# [What to produce]
Find the lines that include the string "type" and report how many there are. Give no other text.

# [Stored records]
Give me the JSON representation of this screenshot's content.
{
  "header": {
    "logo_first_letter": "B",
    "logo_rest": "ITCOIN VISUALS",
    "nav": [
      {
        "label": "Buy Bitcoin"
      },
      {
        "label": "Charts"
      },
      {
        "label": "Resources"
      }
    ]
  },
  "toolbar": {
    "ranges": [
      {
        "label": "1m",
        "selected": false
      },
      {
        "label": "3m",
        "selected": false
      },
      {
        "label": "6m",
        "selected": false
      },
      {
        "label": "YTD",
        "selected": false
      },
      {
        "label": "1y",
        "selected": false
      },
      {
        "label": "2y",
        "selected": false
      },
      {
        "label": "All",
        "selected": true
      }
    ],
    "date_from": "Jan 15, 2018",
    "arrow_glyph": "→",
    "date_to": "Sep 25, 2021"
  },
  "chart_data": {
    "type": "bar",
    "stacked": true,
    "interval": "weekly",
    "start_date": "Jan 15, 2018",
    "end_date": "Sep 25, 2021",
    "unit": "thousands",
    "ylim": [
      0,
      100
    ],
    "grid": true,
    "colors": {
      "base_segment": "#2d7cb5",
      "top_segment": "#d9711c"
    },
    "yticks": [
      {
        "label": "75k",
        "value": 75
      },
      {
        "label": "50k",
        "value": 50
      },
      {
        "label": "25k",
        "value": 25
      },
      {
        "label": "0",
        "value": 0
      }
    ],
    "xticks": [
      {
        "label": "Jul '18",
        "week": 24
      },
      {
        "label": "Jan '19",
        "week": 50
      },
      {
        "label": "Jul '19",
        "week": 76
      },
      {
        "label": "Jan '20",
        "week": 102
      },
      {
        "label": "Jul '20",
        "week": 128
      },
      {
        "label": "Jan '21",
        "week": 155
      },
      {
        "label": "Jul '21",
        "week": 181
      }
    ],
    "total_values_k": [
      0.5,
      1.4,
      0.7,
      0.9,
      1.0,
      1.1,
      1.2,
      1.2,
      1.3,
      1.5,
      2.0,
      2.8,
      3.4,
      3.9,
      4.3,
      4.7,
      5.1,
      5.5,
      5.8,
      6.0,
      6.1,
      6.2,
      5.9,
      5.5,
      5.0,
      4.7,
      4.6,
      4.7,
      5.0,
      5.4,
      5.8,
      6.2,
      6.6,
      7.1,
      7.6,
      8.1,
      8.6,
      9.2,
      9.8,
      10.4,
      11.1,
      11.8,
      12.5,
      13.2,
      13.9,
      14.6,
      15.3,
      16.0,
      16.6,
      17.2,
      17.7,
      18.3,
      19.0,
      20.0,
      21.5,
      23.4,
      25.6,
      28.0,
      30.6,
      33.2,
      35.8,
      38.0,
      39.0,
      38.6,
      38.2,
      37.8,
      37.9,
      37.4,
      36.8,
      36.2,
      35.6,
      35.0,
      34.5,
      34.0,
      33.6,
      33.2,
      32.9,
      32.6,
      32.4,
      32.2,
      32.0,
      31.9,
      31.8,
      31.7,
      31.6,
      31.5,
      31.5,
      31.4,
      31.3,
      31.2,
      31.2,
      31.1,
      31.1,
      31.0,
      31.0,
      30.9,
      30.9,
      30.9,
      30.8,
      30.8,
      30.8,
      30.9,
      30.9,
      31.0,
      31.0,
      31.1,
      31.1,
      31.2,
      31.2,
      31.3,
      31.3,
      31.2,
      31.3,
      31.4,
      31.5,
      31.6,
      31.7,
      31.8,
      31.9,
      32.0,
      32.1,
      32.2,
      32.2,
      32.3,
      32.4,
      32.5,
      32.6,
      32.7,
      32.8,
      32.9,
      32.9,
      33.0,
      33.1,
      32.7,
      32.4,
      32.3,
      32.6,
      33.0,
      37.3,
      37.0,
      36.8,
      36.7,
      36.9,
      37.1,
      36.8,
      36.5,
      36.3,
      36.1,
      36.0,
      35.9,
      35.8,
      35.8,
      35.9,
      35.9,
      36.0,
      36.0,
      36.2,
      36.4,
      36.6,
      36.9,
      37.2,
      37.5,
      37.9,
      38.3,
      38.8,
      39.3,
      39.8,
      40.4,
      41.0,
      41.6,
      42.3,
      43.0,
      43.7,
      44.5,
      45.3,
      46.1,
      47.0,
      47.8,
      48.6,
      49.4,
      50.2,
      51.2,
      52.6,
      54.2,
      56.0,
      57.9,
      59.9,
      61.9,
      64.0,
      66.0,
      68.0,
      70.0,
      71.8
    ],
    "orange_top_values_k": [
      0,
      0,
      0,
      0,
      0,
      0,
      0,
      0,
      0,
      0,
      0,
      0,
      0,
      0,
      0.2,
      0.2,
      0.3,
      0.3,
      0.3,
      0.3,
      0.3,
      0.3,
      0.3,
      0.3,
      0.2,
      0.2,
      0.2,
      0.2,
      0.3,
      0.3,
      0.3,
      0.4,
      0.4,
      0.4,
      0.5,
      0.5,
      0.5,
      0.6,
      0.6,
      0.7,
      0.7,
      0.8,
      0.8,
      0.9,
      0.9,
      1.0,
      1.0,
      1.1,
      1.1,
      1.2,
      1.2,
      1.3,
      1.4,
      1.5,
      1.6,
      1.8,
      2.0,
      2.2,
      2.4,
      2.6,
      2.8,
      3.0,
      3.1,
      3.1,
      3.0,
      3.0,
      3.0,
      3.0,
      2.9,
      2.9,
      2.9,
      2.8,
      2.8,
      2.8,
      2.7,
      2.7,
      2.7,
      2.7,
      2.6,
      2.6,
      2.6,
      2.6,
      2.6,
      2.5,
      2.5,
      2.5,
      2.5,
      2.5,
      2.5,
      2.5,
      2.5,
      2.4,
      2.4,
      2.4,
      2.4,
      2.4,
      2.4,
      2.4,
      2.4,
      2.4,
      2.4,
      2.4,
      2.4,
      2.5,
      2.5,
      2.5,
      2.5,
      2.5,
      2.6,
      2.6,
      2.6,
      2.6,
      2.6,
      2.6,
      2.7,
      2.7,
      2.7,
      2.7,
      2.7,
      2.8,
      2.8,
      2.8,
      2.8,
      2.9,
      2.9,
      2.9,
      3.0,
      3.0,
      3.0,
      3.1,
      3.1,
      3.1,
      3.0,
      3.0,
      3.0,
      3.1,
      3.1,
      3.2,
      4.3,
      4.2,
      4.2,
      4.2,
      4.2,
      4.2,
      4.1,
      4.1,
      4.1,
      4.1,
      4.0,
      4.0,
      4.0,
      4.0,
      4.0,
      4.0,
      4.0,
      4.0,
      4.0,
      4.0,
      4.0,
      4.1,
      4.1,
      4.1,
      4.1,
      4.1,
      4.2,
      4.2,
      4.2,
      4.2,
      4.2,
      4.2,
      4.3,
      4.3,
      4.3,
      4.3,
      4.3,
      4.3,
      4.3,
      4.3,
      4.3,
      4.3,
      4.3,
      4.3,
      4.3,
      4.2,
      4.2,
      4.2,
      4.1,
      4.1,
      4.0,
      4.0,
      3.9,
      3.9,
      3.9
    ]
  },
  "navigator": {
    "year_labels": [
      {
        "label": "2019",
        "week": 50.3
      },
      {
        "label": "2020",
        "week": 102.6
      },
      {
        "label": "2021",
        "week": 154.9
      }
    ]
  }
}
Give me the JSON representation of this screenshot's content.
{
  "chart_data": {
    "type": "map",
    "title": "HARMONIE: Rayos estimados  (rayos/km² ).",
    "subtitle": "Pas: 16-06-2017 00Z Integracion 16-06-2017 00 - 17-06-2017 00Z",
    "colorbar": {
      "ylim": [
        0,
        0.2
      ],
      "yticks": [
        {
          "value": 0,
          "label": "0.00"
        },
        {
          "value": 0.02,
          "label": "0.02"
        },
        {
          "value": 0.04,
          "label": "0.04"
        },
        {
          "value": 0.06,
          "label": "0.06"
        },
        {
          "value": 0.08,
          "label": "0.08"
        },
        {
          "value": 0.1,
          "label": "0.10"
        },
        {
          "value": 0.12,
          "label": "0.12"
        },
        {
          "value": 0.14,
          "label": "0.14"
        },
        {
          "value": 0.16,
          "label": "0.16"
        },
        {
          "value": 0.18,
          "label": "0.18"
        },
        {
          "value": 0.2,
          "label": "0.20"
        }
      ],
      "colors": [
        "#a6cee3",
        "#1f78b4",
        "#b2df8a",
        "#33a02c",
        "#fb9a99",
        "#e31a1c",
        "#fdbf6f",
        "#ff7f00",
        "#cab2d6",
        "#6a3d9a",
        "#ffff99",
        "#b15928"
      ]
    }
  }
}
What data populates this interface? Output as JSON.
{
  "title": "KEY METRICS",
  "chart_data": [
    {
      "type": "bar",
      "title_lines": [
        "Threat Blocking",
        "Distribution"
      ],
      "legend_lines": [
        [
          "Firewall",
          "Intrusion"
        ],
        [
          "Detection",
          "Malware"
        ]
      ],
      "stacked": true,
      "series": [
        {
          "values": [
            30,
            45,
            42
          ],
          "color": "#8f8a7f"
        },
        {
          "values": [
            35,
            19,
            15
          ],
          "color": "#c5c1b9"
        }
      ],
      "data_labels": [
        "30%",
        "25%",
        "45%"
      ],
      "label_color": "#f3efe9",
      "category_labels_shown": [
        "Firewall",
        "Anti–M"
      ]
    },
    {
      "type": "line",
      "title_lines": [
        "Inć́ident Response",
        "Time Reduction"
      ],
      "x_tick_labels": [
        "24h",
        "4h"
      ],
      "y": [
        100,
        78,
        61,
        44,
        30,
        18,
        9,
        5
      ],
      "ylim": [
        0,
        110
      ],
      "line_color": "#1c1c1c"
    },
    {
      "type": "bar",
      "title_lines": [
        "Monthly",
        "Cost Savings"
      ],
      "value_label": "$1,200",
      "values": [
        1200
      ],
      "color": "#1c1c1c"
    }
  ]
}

# [Output for this task]
5